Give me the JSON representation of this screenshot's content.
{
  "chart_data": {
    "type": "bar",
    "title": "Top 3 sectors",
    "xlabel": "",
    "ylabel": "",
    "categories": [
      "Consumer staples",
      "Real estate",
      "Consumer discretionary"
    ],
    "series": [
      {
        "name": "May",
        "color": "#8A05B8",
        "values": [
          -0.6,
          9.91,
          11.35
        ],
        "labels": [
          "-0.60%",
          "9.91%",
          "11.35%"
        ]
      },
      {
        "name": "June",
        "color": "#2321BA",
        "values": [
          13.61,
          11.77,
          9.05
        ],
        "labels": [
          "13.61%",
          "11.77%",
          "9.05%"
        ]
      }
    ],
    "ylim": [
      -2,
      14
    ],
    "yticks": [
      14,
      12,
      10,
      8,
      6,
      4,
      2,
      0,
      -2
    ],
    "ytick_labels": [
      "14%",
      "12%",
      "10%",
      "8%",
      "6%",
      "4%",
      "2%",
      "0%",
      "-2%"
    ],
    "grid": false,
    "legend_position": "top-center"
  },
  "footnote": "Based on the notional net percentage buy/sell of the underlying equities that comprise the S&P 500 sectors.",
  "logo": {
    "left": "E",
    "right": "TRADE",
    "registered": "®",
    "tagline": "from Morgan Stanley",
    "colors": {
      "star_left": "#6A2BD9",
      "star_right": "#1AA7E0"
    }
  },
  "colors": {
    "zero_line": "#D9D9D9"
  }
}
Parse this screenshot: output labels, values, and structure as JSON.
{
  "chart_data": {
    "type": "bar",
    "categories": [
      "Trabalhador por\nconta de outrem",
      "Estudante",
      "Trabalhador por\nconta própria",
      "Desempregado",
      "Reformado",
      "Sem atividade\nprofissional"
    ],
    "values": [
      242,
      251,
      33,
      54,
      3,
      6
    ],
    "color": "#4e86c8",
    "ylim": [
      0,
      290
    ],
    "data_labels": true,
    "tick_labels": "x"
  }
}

*The exercise*:
Restate every line of the data word for word.

*Answer to this problem*:
Give me the JSON representation of this screenshot's content.
{
  "chart_data": {
    "type": "bar",
    "title": "Top 3 sectors",
    "xlabel": "",
    "ylabel": "",
    "categories": [
      "Consumer staples",
      "Real estate",
      "Consumer discretionary"
    ],
    "series": [
      {
        "name": "May",
        "color": "#8A05B8",
        "values": [
          -0.6,
          9.91,
          11.35
        ],
        "labels": [
          "-0.60%",
          "9.91%",
          "11.35%"
        ]
      },
      {
        "name": "June",
        "color": "#2321BA",
        "values": [
          13.61,
          11.77,
          9.05
        ],
        "labels": [
          "13.61%",
          "11.77%",
          "9.05%"
        ]
      }
    ],
    "ylim": [
      -2,
      14
    ],
    "yticks": [
      14,
      12,
      10,
      8,
      6,
      4,
      2,
      0,
      -2
    ],
    "ytick_labels": [
      "14%",
      "12%",
      "10%",
      "8%",
      "6%",
      "4%",
      "2%",
      "0%",
      "-2%"
    ],
    "grid": false,
    "legend_position": "top-center"
  },
  "footnote": "Based on the notional net percentage buy/sell of the underlying equities that comprise the S&P 500 sectors.",
  "logo": {
    "left": "E",
    "right": "TRADE",
    "registered": "®",
    "tagline": "from Morgan Stanley",
    "colors": {
      "star_left": "#6A2BD9",
      "star_right": "#1AA7E0"
    }
  },
  "colors": {
    "zero_line": "#D9D9D9"
  }
}
Parse this screenshot: output labels, values, and structure as JSON.
{
  "chart_data": {
    "type": "bar",
    "categories": [
      "Trabalhador por\nconta de outrem",
      "Estudante",
      "Trabalhador por\nconta própria",
      "Desempregado",
      "Reformado",
      "Sem atividade\nprofissional"
    ],
    "values": [
      242,
      251,
      33,
      54,
      3,
      6
    ],
    "color": "#4e86c8",
    "ylim": [
      0,
      290
    ],
    "data_labels": true,
    "tick_labels": "x"
  }
}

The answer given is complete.